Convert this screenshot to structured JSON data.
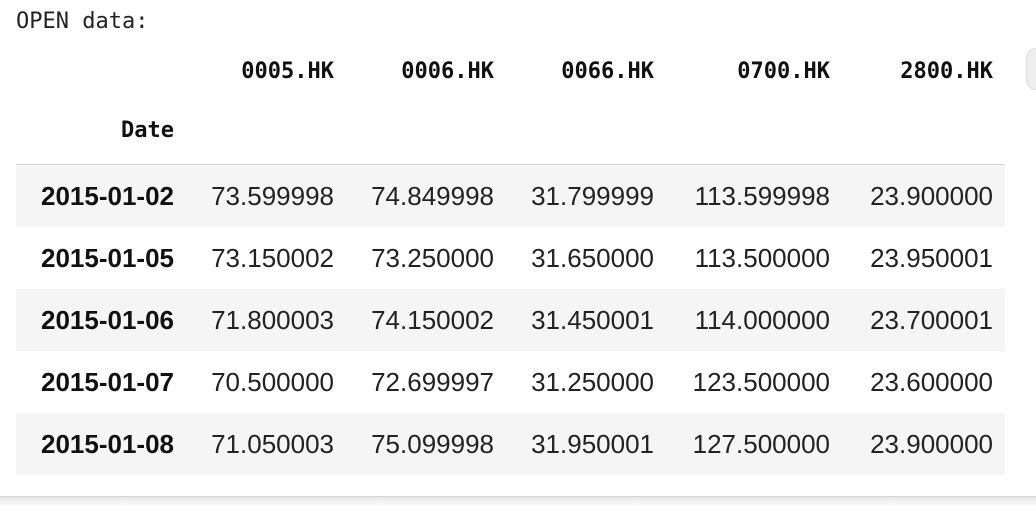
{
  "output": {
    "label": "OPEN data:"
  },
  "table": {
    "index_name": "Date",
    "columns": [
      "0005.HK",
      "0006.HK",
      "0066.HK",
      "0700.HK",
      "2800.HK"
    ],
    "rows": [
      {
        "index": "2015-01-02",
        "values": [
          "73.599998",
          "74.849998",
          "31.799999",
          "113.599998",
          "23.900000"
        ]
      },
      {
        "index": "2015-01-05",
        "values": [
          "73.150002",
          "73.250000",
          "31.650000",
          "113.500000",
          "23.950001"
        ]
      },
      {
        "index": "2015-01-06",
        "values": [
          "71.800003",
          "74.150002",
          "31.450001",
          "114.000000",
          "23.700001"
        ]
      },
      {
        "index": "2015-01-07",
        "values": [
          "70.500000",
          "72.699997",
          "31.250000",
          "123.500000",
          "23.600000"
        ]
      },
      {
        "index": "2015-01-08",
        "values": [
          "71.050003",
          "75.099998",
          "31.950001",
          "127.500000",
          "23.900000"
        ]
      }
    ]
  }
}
---
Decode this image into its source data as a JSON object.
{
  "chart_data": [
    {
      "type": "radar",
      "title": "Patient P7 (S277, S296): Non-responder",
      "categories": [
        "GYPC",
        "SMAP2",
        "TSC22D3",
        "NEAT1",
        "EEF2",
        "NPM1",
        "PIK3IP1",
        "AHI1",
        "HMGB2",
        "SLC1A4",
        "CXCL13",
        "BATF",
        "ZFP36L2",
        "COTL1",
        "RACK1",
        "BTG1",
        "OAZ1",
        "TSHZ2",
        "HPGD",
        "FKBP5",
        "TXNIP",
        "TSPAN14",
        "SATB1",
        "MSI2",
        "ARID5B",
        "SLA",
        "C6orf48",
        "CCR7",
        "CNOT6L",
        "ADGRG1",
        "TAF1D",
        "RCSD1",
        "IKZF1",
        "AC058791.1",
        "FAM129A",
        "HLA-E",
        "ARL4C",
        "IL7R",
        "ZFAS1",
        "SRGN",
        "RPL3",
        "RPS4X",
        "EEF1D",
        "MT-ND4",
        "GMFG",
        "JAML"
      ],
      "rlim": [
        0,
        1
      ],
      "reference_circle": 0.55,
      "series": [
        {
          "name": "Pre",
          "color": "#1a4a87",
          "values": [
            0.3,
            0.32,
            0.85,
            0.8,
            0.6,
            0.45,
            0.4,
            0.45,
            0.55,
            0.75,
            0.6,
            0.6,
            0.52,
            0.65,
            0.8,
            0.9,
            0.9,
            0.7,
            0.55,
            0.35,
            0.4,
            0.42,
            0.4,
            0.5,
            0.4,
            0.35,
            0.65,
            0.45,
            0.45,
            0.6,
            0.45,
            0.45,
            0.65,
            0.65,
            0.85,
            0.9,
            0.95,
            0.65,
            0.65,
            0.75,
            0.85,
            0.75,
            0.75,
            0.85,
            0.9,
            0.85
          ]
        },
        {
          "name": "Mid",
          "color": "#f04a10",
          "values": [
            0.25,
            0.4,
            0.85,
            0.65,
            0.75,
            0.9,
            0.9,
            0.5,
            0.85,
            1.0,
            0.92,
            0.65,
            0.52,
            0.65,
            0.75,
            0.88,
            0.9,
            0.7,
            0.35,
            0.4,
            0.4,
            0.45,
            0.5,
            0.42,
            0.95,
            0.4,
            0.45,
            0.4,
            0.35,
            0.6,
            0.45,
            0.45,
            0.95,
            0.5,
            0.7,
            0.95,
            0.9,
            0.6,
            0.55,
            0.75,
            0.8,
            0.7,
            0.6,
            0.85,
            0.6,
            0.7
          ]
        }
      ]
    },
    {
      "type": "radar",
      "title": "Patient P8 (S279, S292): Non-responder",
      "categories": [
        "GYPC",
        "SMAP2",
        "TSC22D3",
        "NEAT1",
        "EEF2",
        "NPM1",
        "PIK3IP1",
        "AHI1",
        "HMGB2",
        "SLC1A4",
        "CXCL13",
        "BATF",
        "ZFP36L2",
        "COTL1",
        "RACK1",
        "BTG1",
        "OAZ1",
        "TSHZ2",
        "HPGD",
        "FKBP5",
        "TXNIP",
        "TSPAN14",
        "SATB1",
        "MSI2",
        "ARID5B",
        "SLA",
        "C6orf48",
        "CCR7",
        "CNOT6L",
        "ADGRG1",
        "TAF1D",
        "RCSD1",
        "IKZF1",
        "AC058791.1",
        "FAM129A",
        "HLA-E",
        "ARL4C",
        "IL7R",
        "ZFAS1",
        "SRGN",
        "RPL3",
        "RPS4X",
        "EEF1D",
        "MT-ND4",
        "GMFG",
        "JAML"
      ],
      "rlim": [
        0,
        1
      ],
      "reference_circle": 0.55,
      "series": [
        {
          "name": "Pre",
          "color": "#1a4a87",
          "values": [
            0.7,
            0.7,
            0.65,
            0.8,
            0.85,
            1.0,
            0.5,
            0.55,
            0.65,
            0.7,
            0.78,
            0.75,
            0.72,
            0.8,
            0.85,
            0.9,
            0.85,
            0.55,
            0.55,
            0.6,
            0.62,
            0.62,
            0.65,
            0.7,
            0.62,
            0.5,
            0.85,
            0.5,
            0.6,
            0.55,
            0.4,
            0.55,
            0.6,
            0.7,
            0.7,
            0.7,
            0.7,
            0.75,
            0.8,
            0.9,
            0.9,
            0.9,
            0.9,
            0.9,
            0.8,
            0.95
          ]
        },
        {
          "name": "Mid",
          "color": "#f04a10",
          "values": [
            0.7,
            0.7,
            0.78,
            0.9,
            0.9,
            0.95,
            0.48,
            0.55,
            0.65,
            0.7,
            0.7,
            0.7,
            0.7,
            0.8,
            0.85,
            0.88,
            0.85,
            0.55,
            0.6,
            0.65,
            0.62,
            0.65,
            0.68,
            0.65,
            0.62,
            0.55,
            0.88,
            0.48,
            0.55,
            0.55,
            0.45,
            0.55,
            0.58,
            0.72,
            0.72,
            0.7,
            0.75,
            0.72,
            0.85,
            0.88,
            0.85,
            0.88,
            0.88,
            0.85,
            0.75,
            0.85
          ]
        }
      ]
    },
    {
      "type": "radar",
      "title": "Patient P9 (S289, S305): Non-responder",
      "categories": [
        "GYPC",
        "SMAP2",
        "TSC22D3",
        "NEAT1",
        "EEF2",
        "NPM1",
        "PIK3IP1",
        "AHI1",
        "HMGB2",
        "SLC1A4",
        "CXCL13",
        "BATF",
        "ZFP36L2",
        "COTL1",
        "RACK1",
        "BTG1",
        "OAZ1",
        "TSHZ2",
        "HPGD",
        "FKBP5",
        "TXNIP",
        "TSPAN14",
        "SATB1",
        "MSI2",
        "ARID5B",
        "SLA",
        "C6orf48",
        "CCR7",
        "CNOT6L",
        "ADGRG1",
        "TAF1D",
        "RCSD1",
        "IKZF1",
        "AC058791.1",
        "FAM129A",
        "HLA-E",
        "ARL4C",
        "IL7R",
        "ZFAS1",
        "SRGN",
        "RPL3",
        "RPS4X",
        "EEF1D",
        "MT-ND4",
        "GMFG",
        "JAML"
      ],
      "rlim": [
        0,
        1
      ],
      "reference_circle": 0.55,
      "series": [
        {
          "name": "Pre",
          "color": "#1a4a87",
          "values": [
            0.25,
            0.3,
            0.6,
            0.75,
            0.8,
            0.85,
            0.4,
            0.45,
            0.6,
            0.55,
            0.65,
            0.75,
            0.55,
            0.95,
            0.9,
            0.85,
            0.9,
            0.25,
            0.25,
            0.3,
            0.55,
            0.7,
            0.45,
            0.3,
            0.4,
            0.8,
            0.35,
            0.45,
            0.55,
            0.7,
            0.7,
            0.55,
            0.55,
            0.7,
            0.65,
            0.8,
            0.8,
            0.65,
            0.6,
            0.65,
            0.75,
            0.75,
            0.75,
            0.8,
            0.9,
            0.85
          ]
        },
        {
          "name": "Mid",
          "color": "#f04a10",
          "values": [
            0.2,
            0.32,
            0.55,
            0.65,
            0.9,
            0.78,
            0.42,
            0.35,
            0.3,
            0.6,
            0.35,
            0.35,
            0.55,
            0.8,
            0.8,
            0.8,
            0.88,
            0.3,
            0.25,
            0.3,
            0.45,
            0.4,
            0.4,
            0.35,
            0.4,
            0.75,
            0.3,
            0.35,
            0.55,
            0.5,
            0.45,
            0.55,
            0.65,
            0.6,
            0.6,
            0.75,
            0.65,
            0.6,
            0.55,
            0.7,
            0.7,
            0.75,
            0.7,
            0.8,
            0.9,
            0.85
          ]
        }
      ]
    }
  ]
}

| WHAT TO PRODUCE |
Your task is to pick out every line with the string "this" and copy it.

| WRITTEN SOLUTION |
Convert this screenshot to structured JSON data.
Decode this image into its source data as a JSON object.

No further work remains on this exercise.